↓

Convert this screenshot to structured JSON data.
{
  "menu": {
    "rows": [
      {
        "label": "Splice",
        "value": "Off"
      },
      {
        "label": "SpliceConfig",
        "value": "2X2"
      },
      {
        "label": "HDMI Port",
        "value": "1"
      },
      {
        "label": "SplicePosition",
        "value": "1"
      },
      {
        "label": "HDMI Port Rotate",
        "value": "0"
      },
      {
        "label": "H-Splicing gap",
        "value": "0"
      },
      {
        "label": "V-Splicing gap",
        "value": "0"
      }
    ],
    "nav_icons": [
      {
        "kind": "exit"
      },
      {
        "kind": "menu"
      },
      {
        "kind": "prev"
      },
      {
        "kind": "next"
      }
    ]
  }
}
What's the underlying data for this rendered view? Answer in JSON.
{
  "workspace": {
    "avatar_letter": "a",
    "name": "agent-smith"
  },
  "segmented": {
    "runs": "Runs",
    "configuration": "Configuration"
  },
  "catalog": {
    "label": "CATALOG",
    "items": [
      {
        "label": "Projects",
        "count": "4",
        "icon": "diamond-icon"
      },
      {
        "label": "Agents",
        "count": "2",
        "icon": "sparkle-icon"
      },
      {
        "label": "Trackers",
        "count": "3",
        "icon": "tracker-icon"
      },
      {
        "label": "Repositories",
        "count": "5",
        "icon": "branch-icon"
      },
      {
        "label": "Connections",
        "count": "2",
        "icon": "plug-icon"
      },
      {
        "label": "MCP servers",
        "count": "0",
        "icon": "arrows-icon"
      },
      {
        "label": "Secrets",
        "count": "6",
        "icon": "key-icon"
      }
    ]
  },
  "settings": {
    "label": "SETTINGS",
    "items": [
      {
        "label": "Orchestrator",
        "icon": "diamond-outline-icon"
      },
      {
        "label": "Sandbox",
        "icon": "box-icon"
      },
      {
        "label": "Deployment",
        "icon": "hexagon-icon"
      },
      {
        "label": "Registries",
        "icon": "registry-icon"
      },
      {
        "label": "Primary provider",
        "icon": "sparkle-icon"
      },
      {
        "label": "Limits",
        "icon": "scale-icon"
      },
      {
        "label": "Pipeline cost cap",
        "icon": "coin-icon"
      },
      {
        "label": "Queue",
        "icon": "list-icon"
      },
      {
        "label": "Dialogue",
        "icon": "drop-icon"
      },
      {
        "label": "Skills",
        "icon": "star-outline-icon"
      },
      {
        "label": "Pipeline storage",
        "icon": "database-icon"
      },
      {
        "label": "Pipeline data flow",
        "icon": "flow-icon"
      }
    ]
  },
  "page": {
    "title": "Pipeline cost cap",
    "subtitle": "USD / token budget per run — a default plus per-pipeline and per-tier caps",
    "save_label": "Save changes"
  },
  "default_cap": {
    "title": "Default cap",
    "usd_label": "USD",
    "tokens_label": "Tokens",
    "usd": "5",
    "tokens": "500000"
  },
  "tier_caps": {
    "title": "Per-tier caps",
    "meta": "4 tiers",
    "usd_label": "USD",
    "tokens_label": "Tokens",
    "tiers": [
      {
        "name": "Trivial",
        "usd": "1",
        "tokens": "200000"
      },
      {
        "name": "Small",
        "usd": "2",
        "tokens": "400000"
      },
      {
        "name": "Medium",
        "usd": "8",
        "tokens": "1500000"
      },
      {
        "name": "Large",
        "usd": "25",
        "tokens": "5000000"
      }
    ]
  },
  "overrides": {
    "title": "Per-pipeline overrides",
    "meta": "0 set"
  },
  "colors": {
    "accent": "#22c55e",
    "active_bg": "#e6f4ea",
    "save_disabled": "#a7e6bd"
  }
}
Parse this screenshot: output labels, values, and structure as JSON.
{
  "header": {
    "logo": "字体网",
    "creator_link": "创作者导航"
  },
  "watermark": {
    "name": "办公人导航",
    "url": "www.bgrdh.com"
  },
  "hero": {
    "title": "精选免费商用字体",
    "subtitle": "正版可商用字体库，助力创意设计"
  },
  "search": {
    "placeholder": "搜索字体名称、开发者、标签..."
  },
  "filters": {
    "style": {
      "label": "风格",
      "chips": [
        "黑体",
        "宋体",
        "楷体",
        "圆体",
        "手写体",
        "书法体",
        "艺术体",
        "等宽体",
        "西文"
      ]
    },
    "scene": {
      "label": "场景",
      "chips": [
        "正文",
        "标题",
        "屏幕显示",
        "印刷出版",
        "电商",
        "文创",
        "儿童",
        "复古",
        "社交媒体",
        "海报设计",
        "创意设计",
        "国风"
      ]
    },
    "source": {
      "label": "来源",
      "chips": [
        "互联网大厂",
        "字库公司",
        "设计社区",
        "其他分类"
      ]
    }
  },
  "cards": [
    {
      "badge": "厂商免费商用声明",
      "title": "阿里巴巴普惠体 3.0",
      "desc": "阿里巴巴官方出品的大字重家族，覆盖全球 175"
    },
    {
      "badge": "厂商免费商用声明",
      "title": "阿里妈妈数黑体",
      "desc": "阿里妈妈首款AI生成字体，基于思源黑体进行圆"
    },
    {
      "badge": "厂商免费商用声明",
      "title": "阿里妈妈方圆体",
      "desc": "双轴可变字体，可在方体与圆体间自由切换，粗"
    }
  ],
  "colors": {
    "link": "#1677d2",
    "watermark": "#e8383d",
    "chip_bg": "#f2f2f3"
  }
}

↑

**Task statement:**
Every record shown above must be echoed exactly.

**Response to this task:**
Convert this screenshot to structured JSON data.
{
  "menu": {
    "rows": [
      {
        "label": "Splice",
        "value": "Off"
      },
      {
        "label": "SpliceConfig",
        "value": "2X2"
      },
      {
        "label": "HDMI Port",
        "value": "1"
      },
      {
        "label": "SplicePosition",
        "value": "1"
      },
      {
        "label": "HDMI Port Rotate",
        "value": "0"
      },
      {
        "label": "H-Splicing gap",
        "value": "0"
      },
      {
        "label": "V-Splicing gap",
        "value": "0"
      }
    ],
    "nav_icons": [
      {
        "kind": "exit"
      },
      {
        "kind": "menu"
      },
      {
        "kind": "prev"
      },
      {
        "kind": "next"
      }
    ]
  }
}
What's the underlying data for this rendered view? Answer in JSON.
{
  "workspace": {
    "avatar_letter": "a",
    "name": "agent-smith"
  },
  "segmented": {
    "runs": "Runs",
    "configuration": "Configuration"
  },
  "catalog": {
    "label": "CATALOG",
    "items": [
      {
        "label": "Projects",
        "count": "4",
        "icon": "diamond-icon"
      },
      {
        "label": "Agents",
        "count": "2",
        "icon": "sparkle-icon"
      },
      {
        "label": "Trackers",
        "count": "3",
        "icon": "tracker-icon"
      },
      {
        "label": "Repositories",
        "count": "5",
        "icon": "branch-icon"
      },
      {
        "label": "Connections",
        "count": "2",
        "icon": "plug-icon"
      },
      {
        "label": "MCP servers",
        "count": "0",
        "icon": "arrows-icon"
      },
      {
        "label": "Secrets",
        "count": "6",
        "icon": "key-icon"
      }
    ]
  },
  "settings": {
    "label": "SETTINGS",
    "items": [
      {
        "label": "Orchestrator",
        "icon": "diamond-outline-icon"
      },
      {
        "label": "Sandbox",
        "icon": "box-icon"
      },
      {
        "label": "Deployment",
        "icon": "hexagon-icon"
      },
      {
        "label": "Registries",
        "icon": "registry-icon"
      },
      {
        "label": "Primary provider",
        "icon": "sparkle-icon"
      },
      {
        "label": "Limits",
        "icon": "scale-icon"
      },
      {
        "label": "Pipeline cost cap",
        "icon": "coin-icon"
      },
      {
        "label": "Queue",
        "icon": "list-icon"
      },
      {
        "label": "Dialogue",
        "icon": "drop-icon"
      },
      {
        "label": "Skills",
        "icon": "star-outline-icon"
      },
      {
        "label": "Pipeline storage",
        "icon": "database-icon"
      },
      {
        "label": "Pipeline data flow",
        "icon": "flow-icon"
      }
    ]
  },
  "page": {
    "title": "Pipeline cost cap",
    "subtitle": "USD / token budget per run — a default plus per-pipeline and per-tier caps",
    "save_label": "Save changes"
  },
  "default_cap": {
    "title": "Default cap",
    "usd_label": "USD",
    "tokens_label": "Tokens",
    "usd": "5",
    "tokens": "500000"
  },
  "tier_caps": {
    "title": "Per-tier caps",
    "meta": "4 tiers",
    "usd_label": "USD",
    "tokens_label": "Tokens",
    "tiers": [
      {
        "name": "Trivial",
        "usd": "1",
        "tokens": "200000"
      },
      {
        "name": "Small",
        "usd": "2",
        "tokens": "400000"
      },
      {
        "name": "Medium",
        "usd": "8",
        "tokens": "1500000"
      },
      {
        "name": "Large",
        "usd": "25",
        "tokens": "5000000"
      }
    ]
  },
  "overrides": {
    "title": "Per-pipeline overrides",
    "meta": "0 set"
  },
  "colors": {
    "accent": "#22c55e",
    "active_bg": "#e6f4ea",
    "save_disabled": "#a7e6bd"
  }
}
Parse this screenshot: output labels, values, and structure as JSON.
{
  "header": {
    "logo": "字体网",
    "creator_link": "创作者导航"
  },
  "watermark": {
    "name": "办公人导航",
    "url": "www.bgrdh.com"
  },
  "hero": {
    "title": "精选免费商用字体",
    "subtitle": "正版可商用字体库，助力创意设计"
  },
  "search": {
    "placeholder": "搜索字体名称、开发者、标签..."
  },
  "filters": {
    "style": {
      "label": "风格",
      "chips": [
        "黑体",
        "宋体",
        "楷体",
        "圆体",
        "手写体",
        "书法体",
        "艺术体",
        "等宽体",
        "西文"
      ]
    },
    "scene": {
      "label": "场景",
      "chips": [
        "正文",
        "标题",
        "屏幕显示",
        "印刷出版",
        "电商",
        "文创",
        "儿童",
        "复古",
        "社交媒体",
        "海报设计",
        "创意设计",
        "国风"
      ]
    },
    "source": {
      "label": "来源",
      "chips": [
        "互联网大厂",
        "字库公司",
        "设计社区",
        "其他分类"
      ]
    }
  },
  "cards": [
    {
      "badge": "厂商免费商用声明",
      "title": "阿里巴巴普惠体 3.0",
      "desc": "阿里巴巴官方出品的大字重家族，覆盖全球 175"
    },
    {
      "badge": "厂商免费商用声明",
      "title": "阿里妈妈数黑体",
      "desc": "阿里妈妈首款AI生成字体，基于思源黑体进行圆"
    },
    {
      "badge": "厂商免费商用声明",
      "title": "阿里妈妈方圆体",
      "desc": "双轴可变字体，可在方体与圆体间自由切换，粗"
    }
  ],
  "colors": {
    "link": "#1677d2",
    "watermark": "#e8383d",
    "chip_bg": "#f2f2f3"
  }
}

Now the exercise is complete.